§ **INPUT DATA**:

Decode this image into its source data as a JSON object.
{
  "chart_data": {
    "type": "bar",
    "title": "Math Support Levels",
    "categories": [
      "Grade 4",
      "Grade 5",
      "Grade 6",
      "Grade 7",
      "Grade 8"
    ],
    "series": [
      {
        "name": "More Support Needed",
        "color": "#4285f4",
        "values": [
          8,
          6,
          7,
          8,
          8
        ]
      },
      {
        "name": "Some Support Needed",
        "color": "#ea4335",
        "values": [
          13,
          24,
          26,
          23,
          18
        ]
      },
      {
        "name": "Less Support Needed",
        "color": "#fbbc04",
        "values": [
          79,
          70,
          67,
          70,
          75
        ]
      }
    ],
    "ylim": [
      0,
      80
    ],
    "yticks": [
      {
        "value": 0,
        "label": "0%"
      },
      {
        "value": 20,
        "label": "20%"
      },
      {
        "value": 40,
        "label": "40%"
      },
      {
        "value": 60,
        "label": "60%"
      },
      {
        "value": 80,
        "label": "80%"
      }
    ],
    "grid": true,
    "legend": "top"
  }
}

§ **WHAT IS BEING ASKED**: Write out the data exactly as it stands.

§ **SOLUTION TO THE EXERCISE**:
Decode this image into its source data as a JSON object.
{
  "chart_data": {
    "type": "bar",
    "title": "Math Support Levels",
    "categories": [
      "Grade 4",
      "Grade 5",
      "Grade 6",
      "Grade 7",
      "Grade 8"
    ],
    "series": [
      {
        "name": "More Support Needed",
        "color": "#4285f4",
        "values": [
          8,
          6,
          7,
          8,
          8
        ]
      },
      {
        "name": "Some Support Needed",
        "color": "#ea4335",
        "values": [
          13,
          24,
          26,
          23,
          18
        ]
      },
      {
        "name": "Less Support Needed",
        "color": "#fbbc04",
        "values": [
          79,
          70,
          67,
          70,
          75
        ]
      }
    ],
    "ylim": [
      0,
      80
    ],
    "yticks": [
      {
        "value": 0,
        "label": "0%"
      },
      {
        "value": 20,
        "label": "20%"
      },
      {
        "value": 40,
        "label": "40%"
      },
      {
        "value": 60,
        "label": "60%"
      },
      {
        "value": 80,
        "label": "80%"
      }
    ],
    "grid": true,
    "legend": "top"
  }
}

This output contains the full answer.